▶ _Objective_: Within the data below, state how many lines contain the string "sind". Provide the number only.

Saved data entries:
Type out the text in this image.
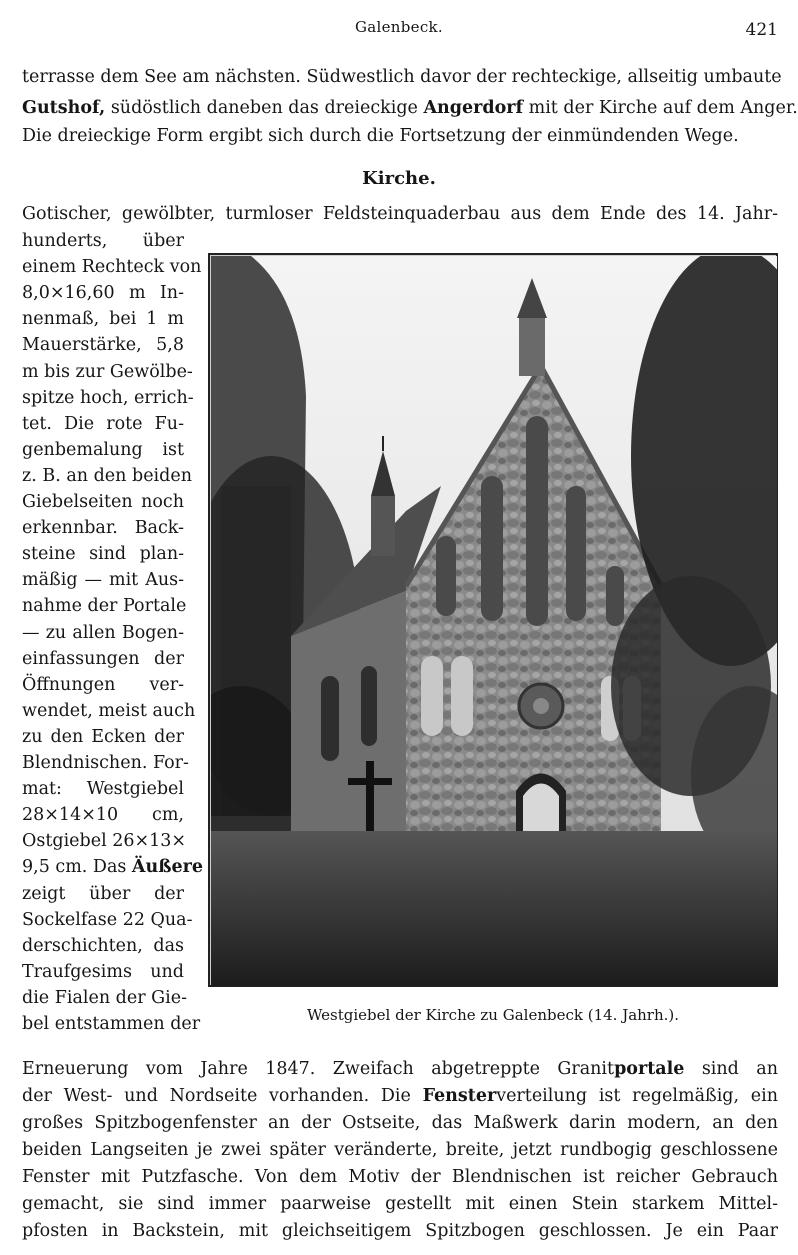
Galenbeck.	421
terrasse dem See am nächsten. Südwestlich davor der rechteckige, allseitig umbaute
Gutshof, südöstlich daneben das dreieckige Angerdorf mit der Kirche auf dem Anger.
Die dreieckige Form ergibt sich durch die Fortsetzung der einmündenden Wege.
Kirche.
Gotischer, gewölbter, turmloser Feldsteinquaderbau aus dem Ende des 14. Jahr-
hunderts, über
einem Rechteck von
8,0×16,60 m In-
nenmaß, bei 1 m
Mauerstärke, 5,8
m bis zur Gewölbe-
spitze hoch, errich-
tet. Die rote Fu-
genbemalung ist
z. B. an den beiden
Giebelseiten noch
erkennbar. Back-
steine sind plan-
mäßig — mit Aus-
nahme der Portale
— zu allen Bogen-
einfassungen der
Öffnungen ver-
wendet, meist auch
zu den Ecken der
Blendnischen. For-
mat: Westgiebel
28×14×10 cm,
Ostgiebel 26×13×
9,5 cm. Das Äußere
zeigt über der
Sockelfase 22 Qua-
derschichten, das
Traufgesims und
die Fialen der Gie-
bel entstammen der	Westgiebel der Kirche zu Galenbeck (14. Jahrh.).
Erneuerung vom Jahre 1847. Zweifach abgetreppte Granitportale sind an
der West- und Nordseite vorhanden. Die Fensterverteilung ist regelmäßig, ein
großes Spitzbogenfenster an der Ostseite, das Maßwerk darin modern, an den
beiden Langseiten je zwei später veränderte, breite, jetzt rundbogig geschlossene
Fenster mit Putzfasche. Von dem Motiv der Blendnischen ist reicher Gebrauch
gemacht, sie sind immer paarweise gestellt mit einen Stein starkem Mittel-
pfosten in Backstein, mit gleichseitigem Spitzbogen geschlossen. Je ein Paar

▶ _The reply_: 3